> STATED PROBLEM:
Copy nothing but the text: reproduce each line of the listing exactly and leave the pictures out.

Records from a data source
------------------------

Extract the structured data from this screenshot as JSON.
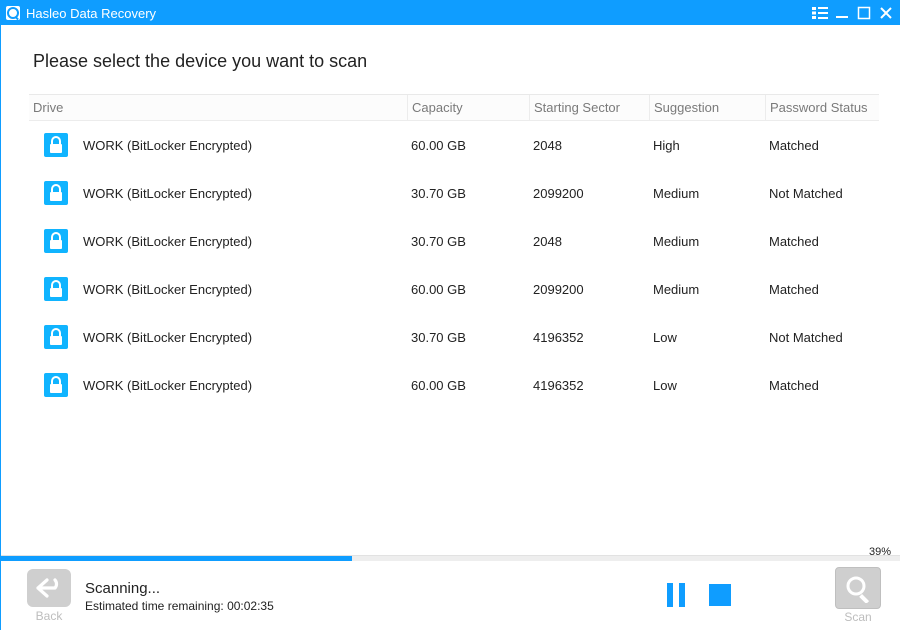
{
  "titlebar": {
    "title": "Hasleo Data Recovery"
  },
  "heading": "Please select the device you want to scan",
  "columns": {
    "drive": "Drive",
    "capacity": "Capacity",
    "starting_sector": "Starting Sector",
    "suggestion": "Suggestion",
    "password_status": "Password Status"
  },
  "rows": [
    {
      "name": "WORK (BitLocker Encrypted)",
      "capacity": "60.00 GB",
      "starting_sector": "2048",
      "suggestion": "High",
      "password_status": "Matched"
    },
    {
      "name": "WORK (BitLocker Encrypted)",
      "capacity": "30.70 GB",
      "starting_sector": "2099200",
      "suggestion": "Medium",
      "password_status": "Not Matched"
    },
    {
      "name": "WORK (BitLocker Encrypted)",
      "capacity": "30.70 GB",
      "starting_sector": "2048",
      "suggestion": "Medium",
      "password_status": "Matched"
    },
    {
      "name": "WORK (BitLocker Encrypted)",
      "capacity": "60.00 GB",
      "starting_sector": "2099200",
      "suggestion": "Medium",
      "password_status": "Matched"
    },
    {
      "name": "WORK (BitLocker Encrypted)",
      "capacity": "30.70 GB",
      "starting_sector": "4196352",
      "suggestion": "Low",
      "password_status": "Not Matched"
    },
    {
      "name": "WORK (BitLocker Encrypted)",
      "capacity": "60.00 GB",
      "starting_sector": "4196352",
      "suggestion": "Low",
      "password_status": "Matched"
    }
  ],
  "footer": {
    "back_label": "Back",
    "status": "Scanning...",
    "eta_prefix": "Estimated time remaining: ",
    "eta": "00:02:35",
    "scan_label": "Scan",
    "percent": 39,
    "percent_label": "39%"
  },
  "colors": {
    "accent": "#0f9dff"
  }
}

------------------------

> FULL RESPONSE:
Extract the structured data from this screenshot as JSON.
{
  "titlebar": {
    "title": "Hasleo Data Recovery"
  },
  "heading": "Please select the device you want to scan",
  "columns": {
    "drive": "Drive",
    "capacity": "Capacity",
    "starting_sector": "Starting Sector",
    "suggestion": "Suggestion",
    "password_status": "Password Status"
  },
  "rows": [
    {
      "name": "WORK (BitLocker Encrypted)",
      "capacity": "60.00 GB",
      "starting_sector": "2048",
      "suggestion": "High",
      "password_status": "Matched"
    },
    {
      "name": "WORK (BitLocker Encrypted)",
      "capacity": "30.70 GB",
      "starting_sector": "2099200",
      "suggestion": "Medium",
      "password_status": "Not Matched"
    },
    {
      "name": "WORK (BitLocker Encrypted)",
      "capacity": "30.70 GB",
      "starting_sector": "2048",
      "suggestion": "Medium",
      "password_status": "Matched"
    },
    {
      "name": "WORK (BitLocker Encrypted)",
      "capacity": "60.00 GB",
      "starting_sector": "2099200",
      "suggestion": "Medium",
      "password_status": "Matched"
    },
    {
      "name": "WORK (BitLocker Encrypted)",
      "capacity": "30.70 GB",
      "starting_sector": "4196352",
      "suggestion": "Low",
      "password_status": "Not Matched"
    },
    {
      "name": "WORK (BitLocker Encrypted)",
      "capacity": "60.00 GB",
      "starting_sector": "4196352",
      "suggestion": "Low",
      "password_status": "Matched"
    }
  ],
  "footer": {
    "back_label": "Back",
    "status": "Scanning...",
    "eta_prefix": "Estimated time remaining: ",
    "eta": "00:02:35",
    "scan_label": "Scan",
    "percent": 39,
    "percent_label": "39%"
  },
  "colors": {
    "accent": "#0f9dff"
  }
}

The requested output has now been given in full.